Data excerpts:

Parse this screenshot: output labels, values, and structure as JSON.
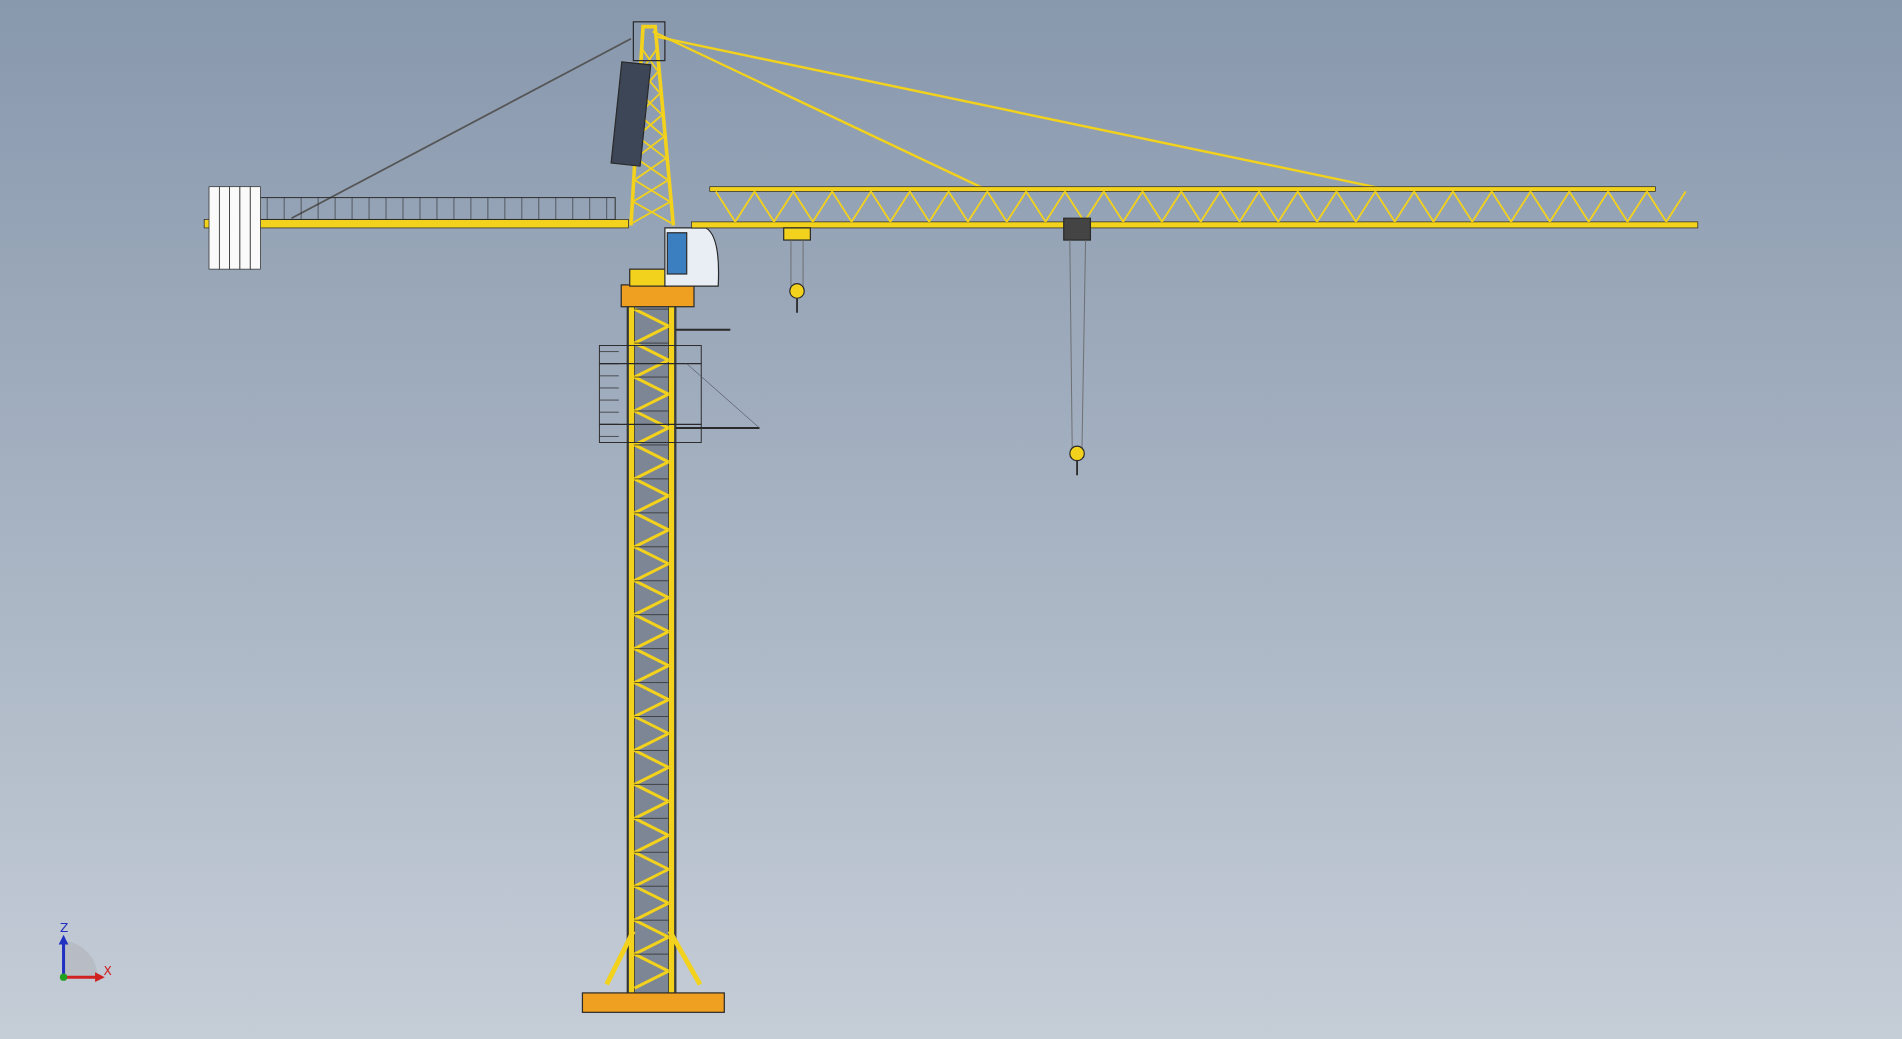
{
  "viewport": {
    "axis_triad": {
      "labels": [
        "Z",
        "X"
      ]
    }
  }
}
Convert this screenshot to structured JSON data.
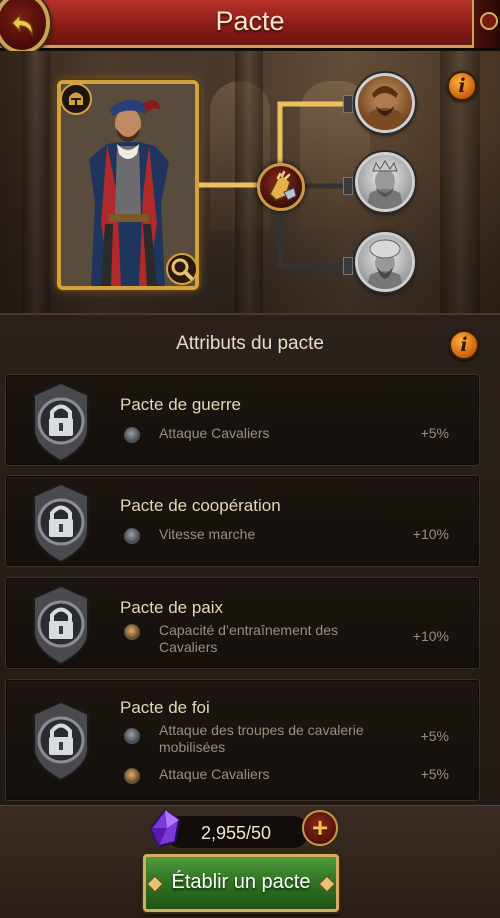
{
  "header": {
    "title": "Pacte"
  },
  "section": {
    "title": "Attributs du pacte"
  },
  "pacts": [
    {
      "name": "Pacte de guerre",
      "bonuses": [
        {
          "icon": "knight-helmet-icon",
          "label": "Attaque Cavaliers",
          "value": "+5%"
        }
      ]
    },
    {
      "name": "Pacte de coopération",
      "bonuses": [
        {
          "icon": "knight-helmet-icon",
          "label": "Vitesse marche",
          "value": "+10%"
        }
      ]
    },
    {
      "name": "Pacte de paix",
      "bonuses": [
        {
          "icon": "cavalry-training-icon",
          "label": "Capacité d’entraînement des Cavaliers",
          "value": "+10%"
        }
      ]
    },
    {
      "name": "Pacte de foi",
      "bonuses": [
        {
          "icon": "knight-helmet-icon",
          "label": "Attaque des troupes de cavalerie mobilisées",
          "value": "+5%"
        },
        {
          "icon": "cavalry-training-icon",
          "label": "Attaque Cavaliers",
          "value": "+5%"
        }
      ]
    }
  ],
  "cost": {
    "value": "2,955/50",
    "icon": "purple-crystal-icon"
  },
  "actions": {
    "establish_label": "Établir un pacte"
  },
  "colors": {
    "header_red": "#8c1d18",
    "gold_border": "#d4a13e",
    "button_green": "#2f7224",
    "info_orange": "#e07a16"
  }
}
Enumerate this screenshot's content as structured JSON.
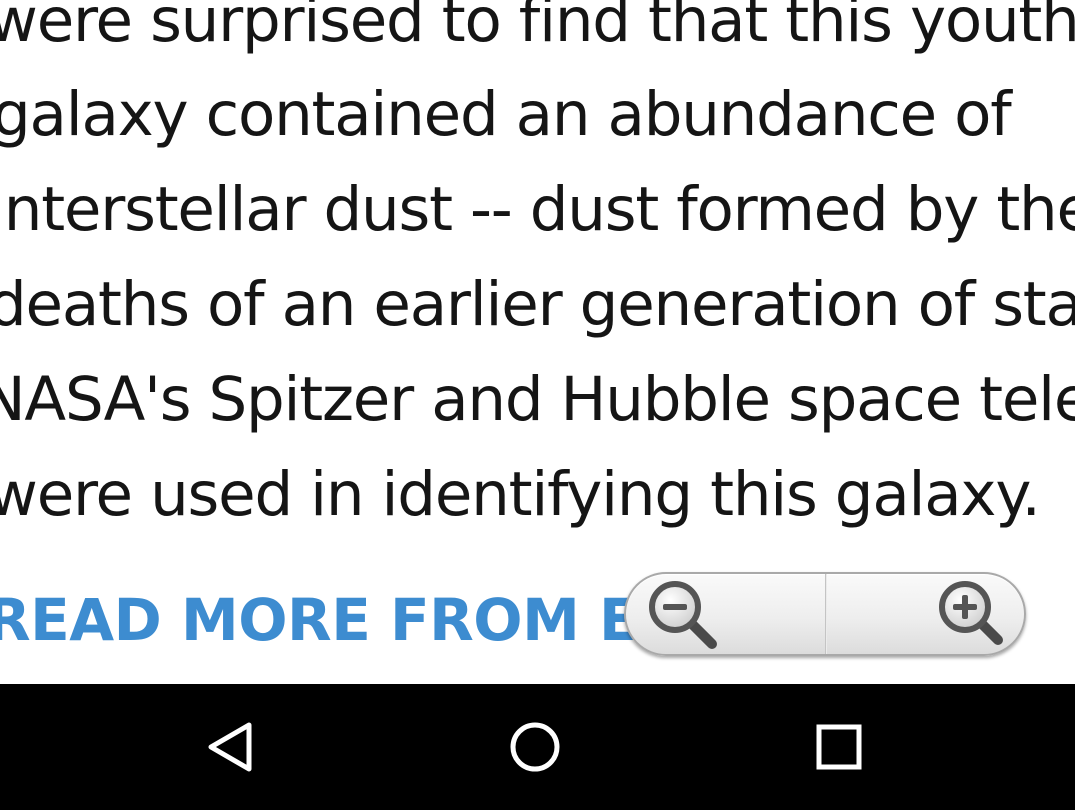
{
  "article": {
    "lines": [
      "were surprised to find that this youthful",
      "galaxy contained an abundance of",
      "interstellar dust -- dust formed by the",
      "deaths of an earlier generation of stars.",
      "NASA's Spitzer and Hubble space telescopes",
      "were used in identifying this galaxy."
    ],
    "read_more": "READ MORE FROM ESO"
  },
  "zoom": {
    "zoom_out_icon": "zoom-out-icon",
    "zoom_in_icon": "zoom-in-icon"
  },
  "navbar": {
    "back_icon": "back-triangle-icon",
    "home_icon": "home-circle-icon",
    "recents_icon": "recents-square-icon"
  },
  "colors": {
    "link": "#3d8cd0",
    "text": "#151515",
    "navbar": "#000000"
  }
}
==
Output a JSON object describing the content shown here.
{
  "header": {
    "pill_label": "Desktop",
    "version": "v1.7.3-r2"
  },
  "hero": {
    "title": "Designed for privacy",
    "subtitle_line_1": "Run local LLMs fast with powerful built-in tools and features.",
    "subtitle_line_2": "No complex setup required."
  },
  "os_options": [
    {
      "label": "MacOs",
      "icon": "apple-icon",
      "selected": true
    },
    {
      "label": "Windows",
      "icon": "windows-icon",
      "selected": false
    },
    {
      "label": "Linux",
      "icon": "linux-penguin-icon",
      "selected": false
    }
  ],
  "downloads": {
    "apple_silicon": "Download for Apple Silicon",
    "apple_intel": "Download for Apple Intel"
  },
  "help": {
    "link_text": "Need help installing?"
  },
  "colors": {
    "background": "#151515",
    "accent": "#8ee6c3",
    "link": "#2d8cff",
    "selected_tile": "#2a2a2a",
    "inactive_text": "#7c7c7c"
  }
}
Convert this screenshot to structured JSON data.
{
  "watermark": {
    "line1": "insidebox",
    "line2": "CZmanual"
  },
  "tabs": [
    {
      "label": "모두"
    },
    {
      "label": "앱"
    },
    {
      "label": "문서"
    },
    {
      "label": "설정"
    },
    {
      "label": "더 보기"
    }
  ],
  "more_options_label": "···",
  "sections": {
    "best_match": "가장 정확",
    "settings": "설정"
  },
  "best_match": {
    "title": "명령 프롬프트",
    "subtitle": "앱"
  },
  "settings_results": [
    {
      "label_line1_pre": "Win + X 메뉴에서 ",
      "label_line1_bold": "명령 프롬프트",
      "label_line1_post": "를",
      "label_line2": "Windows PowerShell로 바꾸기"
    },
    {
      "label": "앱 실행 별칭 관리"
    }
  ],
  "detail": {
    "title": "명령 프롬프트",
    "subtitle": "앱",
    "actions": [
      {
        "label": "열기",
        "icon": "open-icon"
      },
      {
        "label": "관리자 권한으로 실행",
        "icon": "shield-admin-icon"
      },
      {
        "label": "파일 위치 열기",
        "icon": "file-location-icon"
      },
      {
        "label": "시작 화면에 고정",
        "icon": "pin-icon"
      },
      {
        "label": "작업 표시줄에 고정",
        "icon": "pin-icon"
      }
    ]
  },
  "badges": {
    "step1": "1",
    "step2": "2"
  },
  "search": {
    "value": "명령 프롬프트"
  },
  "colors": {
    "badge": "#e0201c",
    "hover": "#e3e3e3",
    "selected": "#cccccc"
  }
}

* [Given instruction]:
All lines of the data above that include the word "JSON" must be shown.

* [Result for this exercise]:
Parse this screenshot: output labels, values, and structure as JSON.
Convert this screenshot to structured JSON data.
Enumerate this screenshot's content as structured JSON.
Output a JSON object describing the content shown here.
Convert this screenshot to structured JSON data.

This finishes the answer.